→ **Exercise**: Repeat, exactly and completely, the material that follows. Omit the pictures.

→ **Items**:
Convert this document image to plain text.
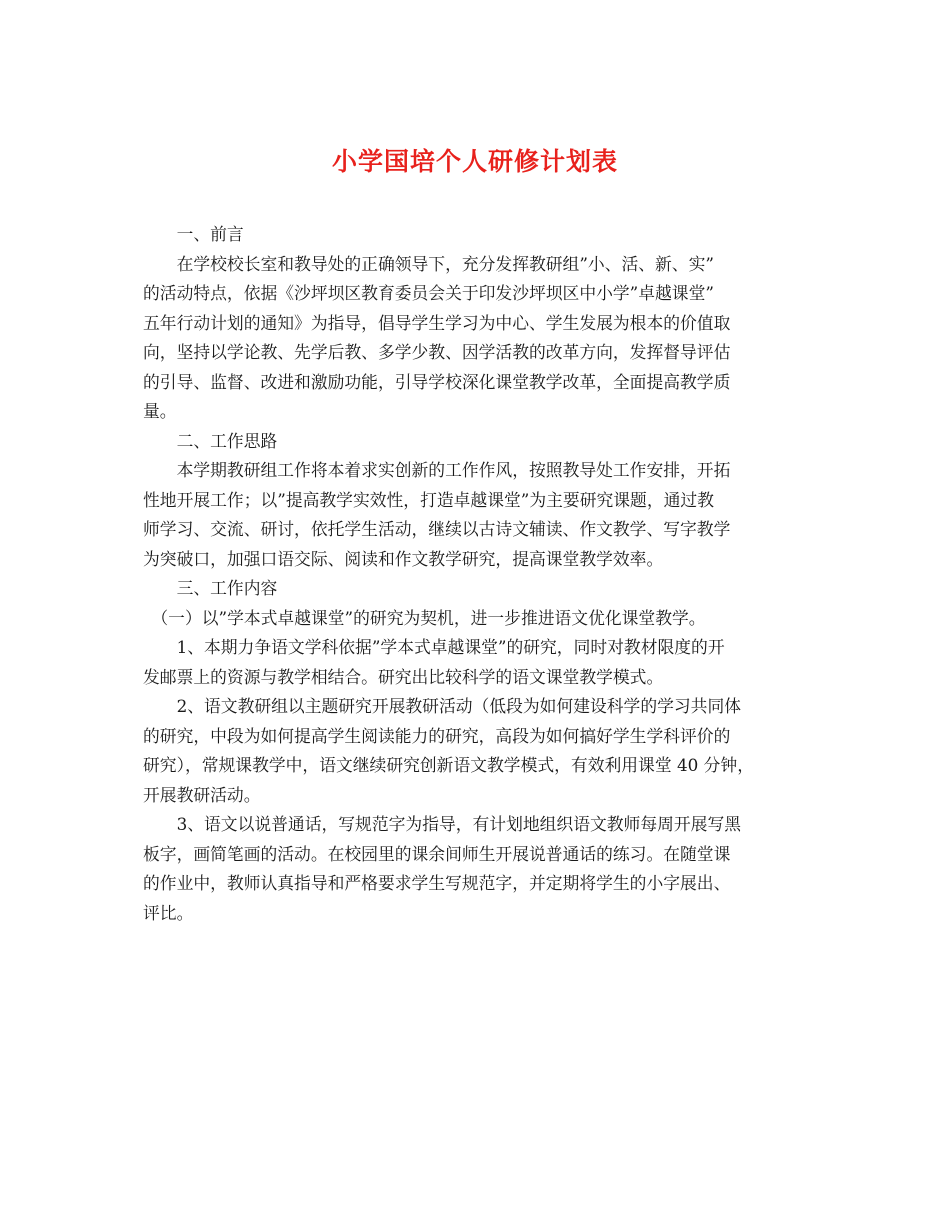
小学国培个人研修计划表
　　一、前言
　　在学校校长室和教导处的正确领导下，充分发挥教研组”小、活、新、实”
的活动特点，依据《沙坪坝区教育委员会关于印发沙坪坝区中小学”卓越课堂”
五年行动计划的通知》为指导，倡导学生学习为中心、学生发展为根本的价值取
向，坚持以学论教、先学后教、多学少教、因学活教的改革方向，发挥督导评估
的引导、监督、改进和激励功能，引导学校深化课堂教学改革，全面提高教学质
量。
　　二、工作思路
　　本学期教研组工作将本着求实创新的工作作风，按照教导处工作安排，开拓
性地开展工作；以”提高教学实效性，打造卓越课堂”为主要研究课题，通过教
师学习、交流、研讨，依托学生活动，继续以古诗文辅读、作文教学、写字教学
为突破口，加强口语交际、阅读和作文教学研究，提高课堂教学效率。
　　三、工作内容
　（一）以”学本式卓越课堂”的研究为契机，进一步推进语文优化课堂教学。
　　1、本期力争语文学科依据”学本式卓越课堂”的研究，同时对教材限度的开
发邮票上的资源与教学相结合。研究出比较科学的语文课堂教学模式。
　　2、语文教研组以主题研究开展教研活动（低段为如何建设科学的学习共同体
的研究，中段为如何提高学生阅读能力的研究，高段为如何搞好学生学科评价的
研究），常规课教学中，语文继续研究创新语文教学模式，有效利用课堂 40 分钟，
开展教研活动。
　　3、语文以说普通话，写规范字为指导，有计划地组织语文教师每周开展写黑
板字，画简笔画的活动。在校园里的课余间师生开展说普通话的练习。在随堂课
的作业中，教师认真指导和严格要求学生写规范字，并定期将学生的小字展出、
评比。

→ **Response**:
Convert this document image to plain text.
小学国培个人研修计划表
　　一、前言
　　在学校校长室和教导处的正确领导下，充分发挥教研组”小、活、新、实”
的活动特点，依据《沙坪坝区教育委员会关于印发沙坪坝区中小学”卓越课堂”
五年行动计划的通知》为指导，倡导学生学习为中心、学生发展为根本的价值取
向，坚持以学论教、先学后教、多学少教、因学活教的改革方向，发挥督导评估
的引导、监督、改进和激励功能，引导学校深化课堂教学改革，全面提高教学质
量。
　　二、工作思路
　　本学期教研组工作将本着求实创新的工作作风，按照教导处工作安排，开拓
性地开展工作；以”提高教学实效性，打造卓越课堂”为主要研究课题，通过教
师学习、交流、研讨，依托学生活动，继续以古诗文辅读、作文教学、写字教学
为突破口，加强口语交际、阅读和作文教学研究，提高课堂教学效率。
　　三、工作内容
　（一）以”学本式卓越课堂”的研究为契机，进一步推进语文优化课堂教学。
　　1、本期力争语文学科依据”学本式卓越课堂”的研究，同时对教材限度的开
发邮票上的资源与教学相结合。研究出比较科学的语文课堂教学模式。
　　2、语文教研组以主题研究开展教研活动（低段为如何建设科学的学习共同体
的研究，中段为如何提高学生阅读能力的研究，高段为如何搞好学生学科评价的
研究），常规课教学中，语文继续研究创新语文教学模式，有效利用课堂 40 分钟，
开展教研活动。
　　3、语文以说普通话，写规范字为指导，有计划地组织语文教师每周开展写黑
板字，画简笔画的活动。在校园里的课余间师生开展说普通话的练习。在随堂课
的作业中，教师认真指导和严格要求学生写规范字，并定期将学生的小字展出、
评比。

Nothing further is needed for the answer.